start GIVEN DATA
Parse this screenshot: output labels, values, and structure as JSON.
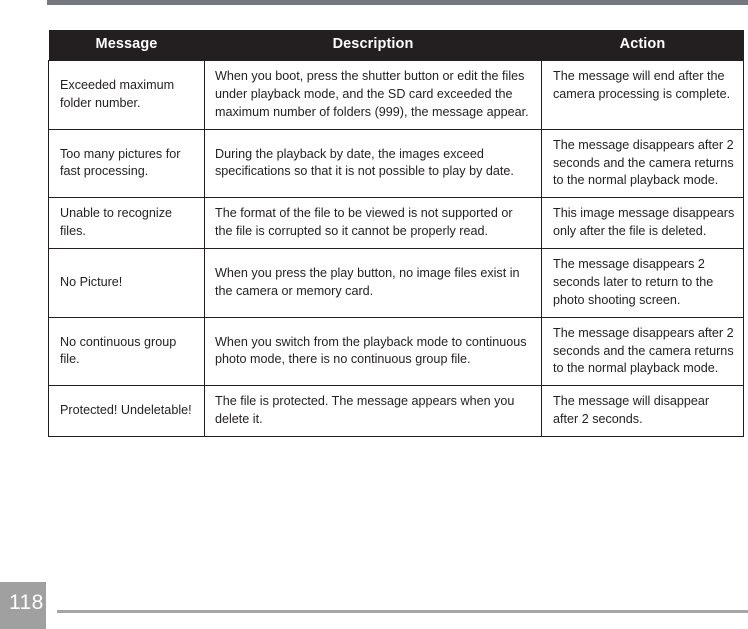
{
  "page": {
    "number": "118"
  },
  "table": {
    "headers": {
      "message": "Message",
      "description": "Description",
      "action": "Action"
    },
    "rows": [
      {
        "message": "Exceeded maximum folder number.",
        "description": "When you boot, press the shutter button or edit the files under playback mode, and the SD card exceeded the maximum number of folders (999), the message appear.",
        "action": "The message will end after the camera processing is complete."
      },
      {
        "message": "Too many pictures for fast processing.",
        "description": "During the playback by date, the images exceed specifications so that it is not possible to play by date.",
        "action": "The message disappears after 2 seconds and the camera returns to the normal playback mode."
      },
      {
        "message": "Unable to recognize files.",
        "description": "The format of the file to be viewed is not supported or the file is corrupted so it cannot be properly read.",
        "action": "This image message disappears only after the file is deleted."
      },
      {
        "message": "No Picture!",
        "description": "When you press the play button, no image files exist in the camera or memory card.",
        "action": "The message disappears 2 seconds later to return to the photo shooting screen."
      },
      {
        "message": "No continuous group file.",
        "description": "When you switch from the playback mode to continuous photo mode, there is no continuous group file.",
        "action": "The message disappears after 2 seconds and the camera returns to the normal playback mode."
      },
      {
        "message": "Protected! Undeletable!",
        "description": "The file is protected. The message appears when you delete it.",
        "action": "The message will disappear after 2 seconds."
      }
    ]
  },
  "decor": {
    "top_rule_color": "#767880",
    "footer_rule_color": "#a6a6a6",
    "page_box_color": "#a0a0a0",
    "header_bg_color": "#231f20"
  }
}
end GIVEN DATA
_EXERCISE PROMPT_.
Output each line exactly; omit every picture.

_WRITTEN ANSWER_.
Parse this screenshot: output labels, values, and structure as JSON.
{
  "page": {
    "number": "118"
  },
  "table": {
    "headers": {
      "message": "Message",
      "description": "Description",
      "action": "Action"
    },
    "rows": [
      {
        "message": "Exceeded maximum folder number.",
        "description": "When you boot, press the shutter button or edit the files under playback mode, and the SD card exceeded the maximum number of folders (999), the message appear.",
        "action": "The message will end after the camera processing is complete."
      },
      {
        "message": "Too many pictures for fast processing.",
        "description": "During the playback by date, the images exceed specifications so that it is not possible to play by date.",
        "action": "The message disappears after 2 seconds and the camera returns to the normal playback mode."
      },
      {
        "message": "Unable to recognize files.",
        "description": "The format of the file to be viewed is not supported or the file is corrupted so it cannot be properly read.",
        "action": "This image message disappears only after the file is deleted."
      },
      {
        "message": "No Picture!",
        "description": "When you press the play button, no image files exist in the camera or memory card.",
        "action": "The message disappears 2 seconds later to return to the photo shooting screen."
      },
      {
        "message": "No continuous group file.",
        "description": "When you switch from the playback mode to continuous photo mode, there is no continuous group file.",
        "action": "The message disappears after 2 seconds and the camera returns to the normal playback mode."
      },
      {
        "message": "Protected! Undeletable!",
        "description": "The file is protected. The message appears when you delete it.",
        "action": "The message will disappear after 2 seconds."
      }
    ]
  },
  "decor": {
    "top_rule_color": "#767880",
    "footer_rule_color": "#a6a6a6",
    "page_box_color": "#a0a0a0",
    "header_bg_color": "#231f20"
  }
}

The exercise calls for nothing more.